— Start of Items —
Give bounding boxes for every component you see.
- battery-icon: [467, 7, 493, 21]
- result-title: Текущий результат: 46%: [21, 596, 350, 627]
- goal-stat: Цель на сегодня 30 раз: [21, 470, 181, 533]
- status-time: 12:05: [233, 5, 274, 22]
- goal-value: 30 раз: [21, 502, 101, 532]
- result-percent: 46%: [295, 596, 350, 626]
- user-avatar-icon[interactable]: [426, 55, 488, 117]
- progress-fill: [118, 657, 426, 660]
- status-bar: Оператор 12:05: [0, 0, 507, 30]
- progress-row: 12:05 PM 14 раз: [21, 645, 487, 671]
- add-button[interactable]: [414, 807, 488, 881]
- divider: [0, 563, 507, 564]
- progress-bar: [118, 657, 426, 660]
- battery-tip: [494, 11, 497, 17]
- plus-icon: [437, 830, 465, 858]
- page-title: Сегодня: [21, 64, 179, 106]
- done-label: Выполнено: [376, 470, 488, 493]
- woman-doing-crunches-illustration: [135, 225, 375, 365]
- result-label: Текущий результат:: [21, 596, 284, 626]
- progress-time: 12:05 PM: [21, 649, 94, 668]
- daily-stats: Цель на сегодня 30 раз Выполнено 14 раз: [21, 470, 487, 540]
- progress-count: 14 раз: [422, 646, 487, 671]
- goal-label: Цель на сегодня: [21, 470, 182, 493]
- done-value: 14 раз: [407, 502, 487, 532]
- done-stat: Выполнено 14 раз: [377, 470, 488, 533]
— End of Items —
__Work to do__: Lay out everything from the start of the entries down to the line containing "- done-label: Выполнено: [376, 470, 488, 493]", that line included, as a Markdown table with the columns Row and Line. Number each row and leave out blank lines.

__Written reply__:
| Row | Line |
|---|---|
| 1 | Give bounding boxes for every component you see. |
| 2 | - battery-icon: [467, 7, 493, 21] |
| 3 | - result-title: Текущий результат: 46%: [21, 596, 350, 627] |
| 4 | - goal-stat: Цель на сегодня 30 раз: [21, 470, 181, 533] |
| 5 | - status-time: 12:05: [233, 5, 274, 22] |
| 6 | - goal-value: 30 раз: [21, 502, 101, 532] |
| 7 | - result-percent: 46%: [295, 596, 350, 626] |
| 8 | - user-avatar-icon[interactable]: [426, 55, 488, 117] |
| 9 | - progress-fill: [118, 657, 426, 660] |
| 10 | - status-bar: Оператор 12:05: [0, 0, 507, 30] |
| 11 | - progress-row: 12:05 PM 14 раз: [21, 645, 487, 671] |
| 12 | - add-button[interactable]: [414, 807, 488, 881] |
| 13 | - divider: [0, 563, 507, 564] |
| 14 | - progress-bar: [118, 657, 426, 660] |
| 15 | - battery-tip: [494, 11, 497, 17] |
| 16 | - plus-icon: [437, 830, 465, 858] |
| 17 | - page-title: Сегодня: [21, 64, 179, 106] |
| 18 | - done-label: Выполнено: [376, 470, 488, 493] |